— start DATA PROVIDED —

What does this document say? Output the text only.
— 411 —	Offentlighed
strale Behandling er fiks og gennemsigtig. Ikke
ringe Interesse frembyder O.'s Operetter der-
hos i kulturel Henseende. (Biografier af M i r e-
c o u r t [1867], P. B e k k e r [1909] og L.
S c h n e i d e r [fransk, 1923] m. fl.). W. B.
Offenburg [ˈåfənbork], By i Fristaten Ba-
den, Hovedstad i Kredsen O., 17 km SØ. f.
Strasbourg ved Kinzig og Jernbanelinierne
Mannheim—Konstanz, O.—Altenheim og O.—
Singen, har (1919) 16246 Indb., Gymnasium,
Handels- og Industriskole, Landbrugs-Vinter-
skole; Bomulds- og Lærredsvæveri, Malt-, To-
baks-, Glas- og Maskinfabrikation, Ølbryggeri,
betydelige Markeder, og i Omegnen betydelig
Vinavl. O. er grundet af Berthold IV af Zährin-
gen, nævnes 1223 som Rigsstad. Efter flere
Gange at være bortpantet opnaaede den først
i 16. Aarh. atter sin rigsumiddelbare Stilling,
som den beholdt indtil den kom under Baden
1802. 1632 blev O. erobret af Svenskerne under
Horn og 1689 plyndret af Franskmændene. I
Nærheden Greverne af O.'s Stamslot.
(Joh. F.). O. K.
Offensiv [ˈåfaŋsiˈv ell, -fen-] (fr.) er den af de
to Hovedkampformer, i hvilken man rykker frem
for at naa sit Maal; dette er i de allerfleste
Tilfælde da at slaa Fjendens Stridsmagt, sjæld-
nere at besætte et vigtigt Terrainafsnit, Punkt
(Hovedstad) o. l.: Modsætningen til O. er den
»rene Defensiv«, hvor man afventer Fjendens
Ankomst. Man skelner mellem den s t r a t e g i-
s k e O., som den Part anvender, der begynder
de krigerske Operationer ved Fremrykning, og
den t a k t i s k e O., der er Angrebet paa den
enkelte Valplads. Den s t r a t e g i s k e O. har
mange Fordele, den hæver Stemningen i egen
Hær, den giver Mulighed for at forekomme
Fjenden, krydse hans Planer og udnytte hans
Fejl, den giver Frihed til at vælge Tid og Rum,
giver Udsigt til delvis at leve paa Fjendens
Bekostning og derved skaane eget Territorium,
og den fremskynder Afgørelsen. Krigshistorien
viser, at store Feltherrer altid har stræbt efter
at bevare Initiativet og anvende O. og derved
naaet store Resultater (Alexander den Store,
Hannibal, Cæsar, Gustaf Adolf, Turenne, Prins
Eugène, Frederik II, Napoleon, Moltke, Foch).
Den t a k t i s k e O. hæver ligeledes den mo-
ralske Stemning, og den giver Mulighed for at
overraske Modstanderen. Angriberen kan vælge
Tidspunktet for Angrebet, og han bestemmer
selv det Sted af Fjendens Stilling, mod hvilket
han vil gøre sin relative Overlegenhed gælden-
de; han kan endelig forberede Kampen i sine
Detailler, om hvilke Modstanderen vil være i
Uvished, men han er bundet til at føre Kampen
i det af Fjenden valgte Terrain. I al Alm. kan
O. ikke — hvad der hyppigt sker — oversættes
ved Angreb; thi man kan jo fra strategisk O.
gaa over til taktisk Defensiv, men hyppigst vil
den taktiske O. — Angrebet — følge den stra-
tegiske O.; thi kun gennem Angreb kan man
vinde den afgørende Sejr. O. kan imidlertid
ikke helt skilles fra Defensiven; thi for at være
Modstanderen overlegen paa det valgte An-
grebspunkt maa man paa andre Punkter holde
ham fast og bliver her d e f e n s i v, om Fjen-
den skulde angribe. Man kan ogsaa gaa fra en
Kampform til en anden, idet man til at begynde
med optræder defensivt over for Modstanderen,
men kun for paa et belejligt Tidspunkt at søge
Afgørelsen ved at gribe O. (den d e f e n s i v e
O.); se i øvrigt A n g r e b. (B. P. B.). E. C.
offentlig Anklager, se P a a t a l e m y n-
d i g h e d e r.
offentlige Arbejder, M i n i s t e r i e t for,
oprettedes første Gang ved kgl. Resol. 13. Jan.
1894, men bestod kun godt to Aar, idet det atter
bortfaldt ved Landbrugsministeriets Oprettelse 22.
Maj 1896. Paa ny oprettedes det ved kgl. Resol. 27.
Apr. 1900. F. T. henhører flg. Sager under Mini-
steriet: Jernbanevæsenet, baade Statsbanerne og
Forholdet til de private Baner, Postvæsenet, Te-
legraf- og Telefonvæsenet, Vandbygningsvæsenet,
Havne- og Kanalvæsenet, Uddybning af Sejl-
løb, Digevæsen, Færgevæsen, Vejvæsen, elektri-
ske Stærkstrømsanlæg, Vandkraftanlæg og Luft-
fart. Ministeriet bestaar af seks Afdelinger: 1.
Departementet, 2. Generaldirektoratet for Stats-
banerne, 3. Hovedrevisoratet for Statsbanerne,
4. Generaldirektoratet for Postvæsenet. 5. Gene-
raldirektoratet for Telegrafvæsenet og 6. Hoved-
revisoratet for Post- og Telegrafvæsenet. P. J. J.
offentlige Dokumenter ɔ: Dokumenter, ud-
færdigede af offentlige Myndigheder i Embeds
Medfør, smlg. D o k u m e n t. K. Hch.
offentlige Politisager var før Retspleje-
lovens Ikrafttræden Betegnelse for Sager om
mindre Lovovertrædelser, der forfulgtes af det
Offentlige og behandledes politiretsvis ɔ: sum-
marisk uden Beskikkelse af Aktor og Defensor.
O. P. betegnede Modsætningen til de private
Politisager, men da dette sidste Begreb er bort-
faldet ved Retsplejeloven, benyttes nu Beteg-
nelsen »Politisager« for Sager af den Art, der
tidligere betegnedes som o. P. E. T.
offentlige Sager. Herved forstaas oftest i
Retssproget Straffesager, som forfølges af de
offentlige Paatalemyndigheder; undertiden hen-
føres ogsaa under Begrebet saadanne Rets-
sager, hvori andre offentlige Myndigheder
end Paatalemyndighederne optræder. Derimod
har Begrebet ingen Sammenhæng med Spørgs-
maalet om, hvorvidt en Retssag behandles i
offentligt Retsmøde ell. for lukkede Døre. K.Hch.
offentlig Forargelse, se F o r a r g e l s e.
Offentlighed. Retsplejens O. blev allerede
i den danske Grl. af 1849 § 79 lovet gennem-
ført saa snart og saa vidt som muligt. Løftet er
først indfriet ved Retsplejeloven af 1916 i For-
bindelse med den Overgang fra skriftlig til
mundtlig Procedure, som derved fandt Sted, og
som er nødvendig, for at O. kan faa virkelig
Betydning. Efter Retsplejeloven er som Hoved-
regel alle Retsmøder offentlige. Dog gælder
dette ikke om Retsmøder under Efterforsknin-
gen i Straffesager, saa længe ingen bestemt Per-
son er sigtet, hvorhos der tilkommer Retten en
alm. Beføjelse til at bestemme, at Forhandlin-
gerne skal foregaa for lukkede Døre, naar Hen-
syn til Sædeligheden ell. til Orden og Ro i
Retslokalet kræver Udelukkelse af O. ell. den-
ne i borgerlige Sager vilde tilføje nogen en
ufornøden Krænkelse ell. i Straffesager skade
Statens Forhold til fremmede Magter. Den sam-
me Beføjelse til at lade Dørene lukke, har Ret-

— end DATA PROVIDED —

#### GIVEN REQUEST
Each line with the string "Angrebet" in it needs to be found and copied.

#### WRITTEN RESPONSE
den t a k t i s k e O., der er Angrebet paa den
Tidspunktet for Angrebet, og han bestemmer
den taktiske O. — Angrebet — følge den stra-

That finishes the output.